## What to do
Lines that hold the word "testing" should be located and copied.
--- START ---
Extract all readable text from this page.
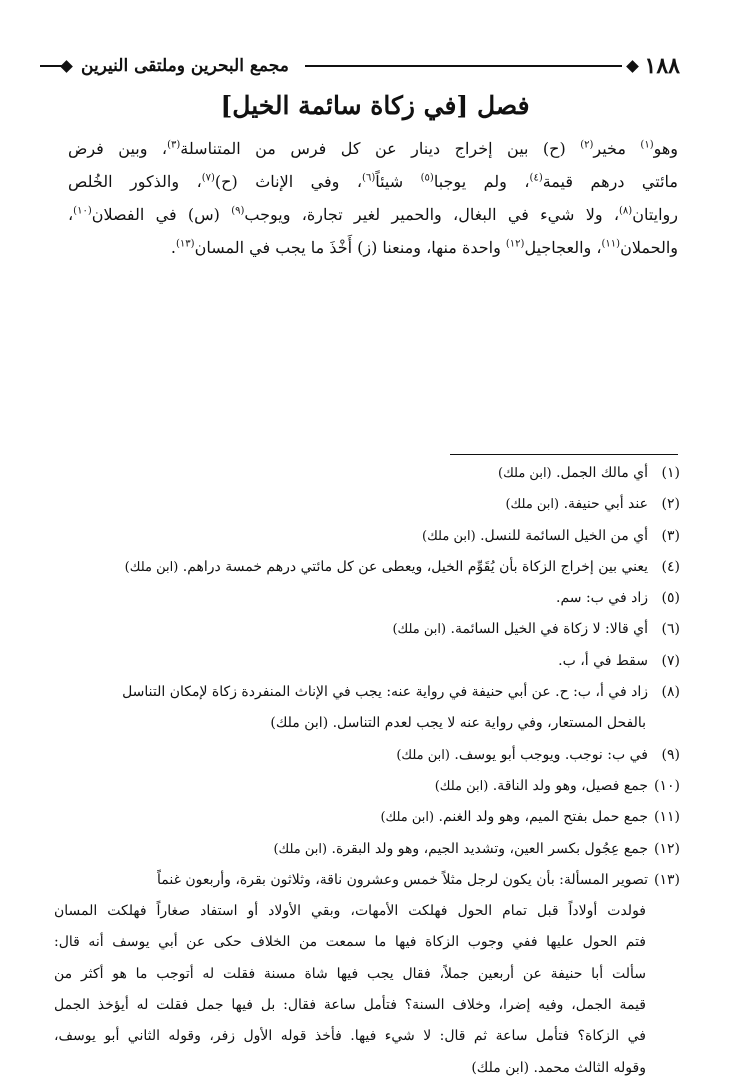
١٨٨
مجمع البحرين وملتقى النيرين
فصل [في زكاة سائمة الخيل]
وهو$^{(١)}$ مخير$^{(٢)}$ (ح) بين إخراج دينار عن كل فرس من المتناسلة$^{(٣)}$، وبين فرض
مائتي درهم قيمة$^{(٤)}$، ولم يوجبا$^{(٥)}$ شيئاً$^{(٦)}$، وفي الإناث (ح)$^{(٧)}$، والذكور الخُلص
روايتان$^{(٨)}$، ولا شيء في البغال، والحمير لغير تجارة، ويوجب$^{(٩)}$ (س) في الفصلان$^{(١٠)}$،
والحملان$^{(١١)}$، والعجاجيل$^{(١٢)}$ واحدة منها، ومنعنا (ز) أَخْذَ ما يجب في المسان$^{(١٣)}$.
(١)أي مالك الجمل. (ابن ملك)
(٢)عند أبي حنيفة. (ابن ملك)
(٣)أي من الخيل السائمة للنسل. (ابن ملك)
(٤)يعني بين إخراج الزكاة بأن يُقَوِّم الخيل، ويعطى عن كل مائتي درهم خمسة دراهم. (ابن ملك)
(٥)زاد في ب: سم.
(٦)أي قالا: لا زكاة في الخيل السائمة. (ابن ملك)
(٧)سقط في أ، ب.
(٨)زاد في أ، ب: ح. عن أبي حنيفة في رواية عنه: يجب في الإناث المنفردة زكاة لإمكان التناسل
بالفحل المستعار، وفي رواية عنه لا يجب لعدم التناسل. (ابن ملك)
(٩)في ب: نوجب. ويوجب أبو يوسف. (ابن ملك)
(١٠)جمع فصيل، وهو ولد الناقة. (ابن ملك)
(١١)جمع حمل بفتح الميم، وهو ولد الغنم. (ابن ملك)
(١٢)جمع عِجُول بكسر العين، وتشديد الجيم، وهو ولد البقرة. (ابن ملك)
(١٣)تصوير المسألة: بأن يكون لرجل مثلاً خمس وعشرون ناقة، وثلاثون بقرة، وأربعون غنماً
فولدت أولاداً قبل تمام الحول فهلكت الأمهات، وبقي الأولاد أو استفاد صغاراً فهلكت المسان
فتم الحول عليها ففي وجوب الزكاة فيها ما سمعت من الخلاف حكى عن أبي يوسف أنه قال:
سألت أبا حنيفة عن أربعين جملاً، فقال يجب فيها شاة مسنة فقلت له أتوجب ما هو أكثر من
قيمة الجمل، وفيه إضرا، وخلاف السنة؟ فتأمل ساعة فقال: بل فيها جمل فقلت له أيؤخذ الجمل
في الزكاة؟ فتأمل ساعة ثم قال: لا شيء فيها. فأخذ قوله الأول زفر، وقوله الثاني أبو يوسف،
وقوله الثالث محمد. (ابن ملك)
--- END ---
--- START ---
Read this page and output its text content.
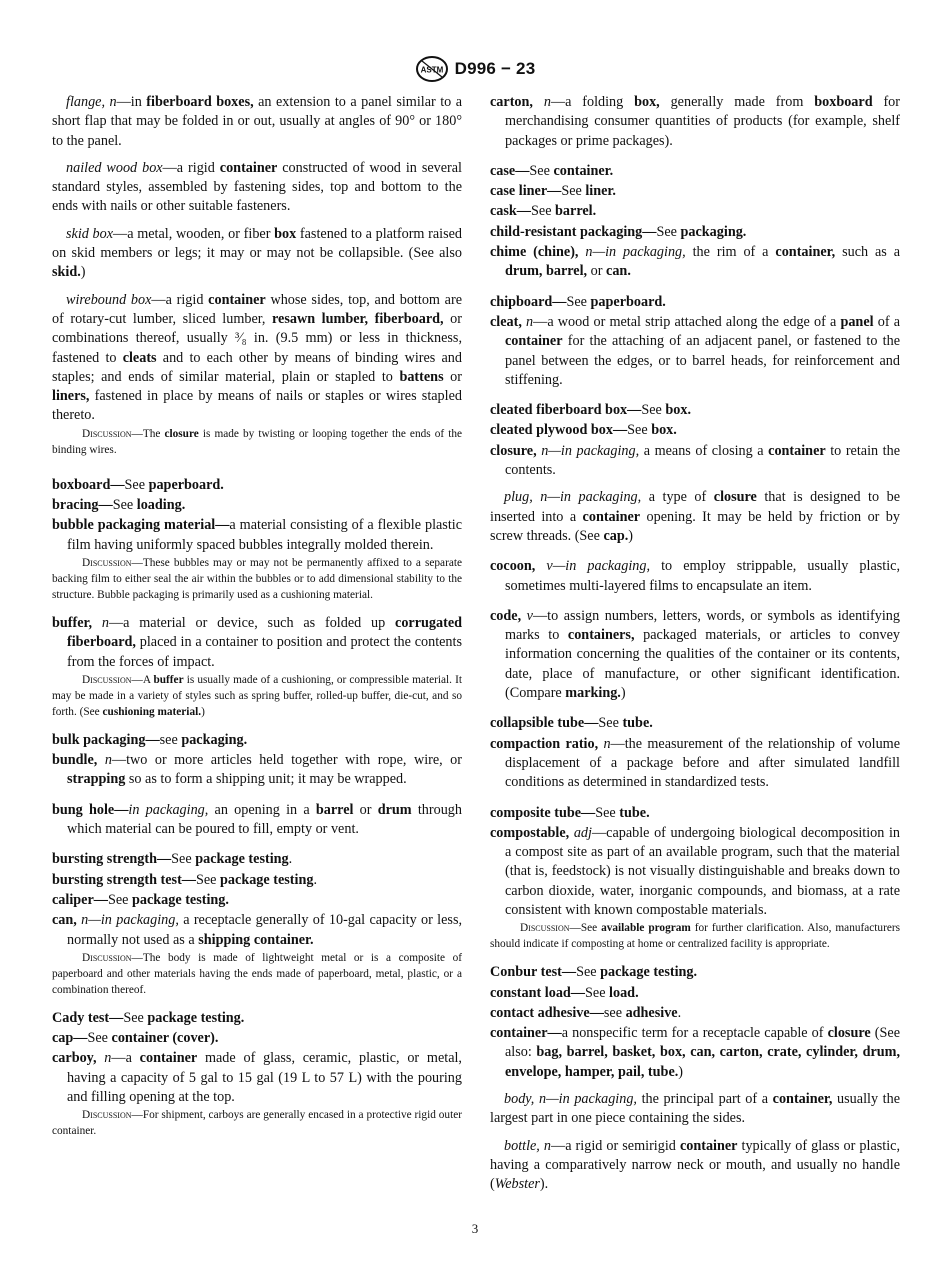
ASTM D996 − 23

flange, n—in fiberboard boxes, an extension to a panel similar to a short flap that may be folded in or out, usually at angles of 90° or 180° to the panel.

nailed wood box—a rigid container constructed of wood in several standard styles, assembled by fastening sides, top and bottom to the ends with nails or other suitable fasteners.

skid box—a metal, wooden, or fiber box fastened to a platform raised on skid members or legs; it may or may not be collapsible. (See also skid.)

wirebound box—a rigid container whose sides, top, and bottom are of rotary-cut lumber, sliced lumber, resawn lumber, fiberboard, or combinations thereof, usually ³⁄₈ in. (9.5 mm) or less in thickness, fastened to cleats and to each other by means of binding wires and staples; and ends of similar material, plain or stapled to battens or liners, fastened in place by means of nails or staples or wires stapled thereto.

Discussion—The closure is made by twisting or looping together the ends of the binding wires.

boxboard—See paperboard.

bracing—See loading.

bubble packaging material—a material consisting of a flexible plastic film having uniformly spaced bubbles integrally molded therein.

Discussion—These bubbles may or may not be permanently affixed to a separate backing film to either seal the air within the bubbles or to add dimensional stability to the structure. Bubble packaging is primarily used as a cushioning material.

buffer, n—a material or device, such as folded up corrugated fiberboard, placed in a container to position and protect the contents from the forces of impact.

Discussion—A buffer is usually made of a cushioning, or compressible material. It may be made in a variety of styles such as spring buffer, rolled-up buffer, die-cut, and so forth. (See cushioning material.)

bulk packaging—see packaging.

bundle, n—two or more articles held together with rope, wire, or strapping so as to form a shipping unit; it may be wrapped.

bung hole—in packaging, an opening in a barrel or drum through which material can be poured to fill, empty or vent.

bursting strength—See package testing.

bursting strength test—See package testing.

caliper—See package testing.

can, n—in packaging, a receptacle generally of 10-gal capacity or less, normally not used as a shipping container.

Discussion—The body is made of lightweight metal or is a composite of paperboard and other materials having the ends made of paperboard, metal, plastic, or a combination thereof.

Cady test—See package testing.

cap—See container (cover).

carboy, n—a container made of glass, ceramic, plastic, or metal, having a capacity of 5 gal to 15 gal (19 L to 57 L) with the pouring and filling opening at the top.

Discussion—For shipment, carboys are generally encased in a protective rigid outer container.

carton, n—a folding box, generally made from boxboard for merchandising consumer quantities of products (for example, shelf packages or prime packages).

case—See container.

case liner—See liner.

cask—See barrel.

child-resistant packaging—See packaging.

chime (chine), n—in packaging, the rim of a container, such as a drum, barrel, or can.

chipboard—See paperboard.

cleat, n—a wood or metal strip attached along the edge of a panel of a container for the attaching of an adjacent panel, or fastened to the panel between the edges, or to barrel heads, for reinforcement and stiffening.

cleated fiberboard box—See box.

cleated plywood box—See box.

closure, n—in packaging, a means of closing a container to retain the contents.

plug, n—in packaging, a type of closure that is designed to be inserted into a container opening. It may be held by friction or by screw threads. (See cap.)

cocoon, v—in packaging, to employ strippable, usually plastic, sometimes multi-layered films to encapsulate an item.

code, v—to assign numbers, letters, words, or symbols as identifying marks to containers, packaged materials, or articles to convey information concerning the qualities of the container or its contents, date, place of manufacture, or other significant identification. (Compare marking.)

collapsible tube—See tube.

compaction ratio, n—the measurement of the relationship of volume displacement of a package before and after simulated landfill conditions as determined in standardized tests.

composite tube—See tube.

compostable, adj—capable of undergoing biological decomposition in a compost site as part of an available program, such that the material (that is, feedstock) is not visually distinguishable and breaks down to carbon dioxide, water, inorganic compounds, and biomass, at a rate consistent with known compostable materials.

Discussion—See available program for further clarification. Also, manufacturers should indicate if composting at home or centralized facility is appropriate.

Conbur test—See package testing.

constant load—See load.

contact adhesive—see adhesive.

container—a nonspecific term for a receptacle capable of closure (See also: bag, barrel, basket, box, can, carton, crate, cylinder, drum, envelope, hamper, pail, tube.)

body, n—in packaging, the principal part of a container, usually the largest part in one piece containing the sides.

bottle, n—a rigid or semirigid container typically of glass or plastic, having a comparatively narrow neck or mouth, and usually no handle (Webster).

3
--- END ---
## Task response
bursting strength—See package testing.
bursting strength test—See package testing.
caliper—See package testing.
Cady test—See package testing.
Conbur test—See package testing.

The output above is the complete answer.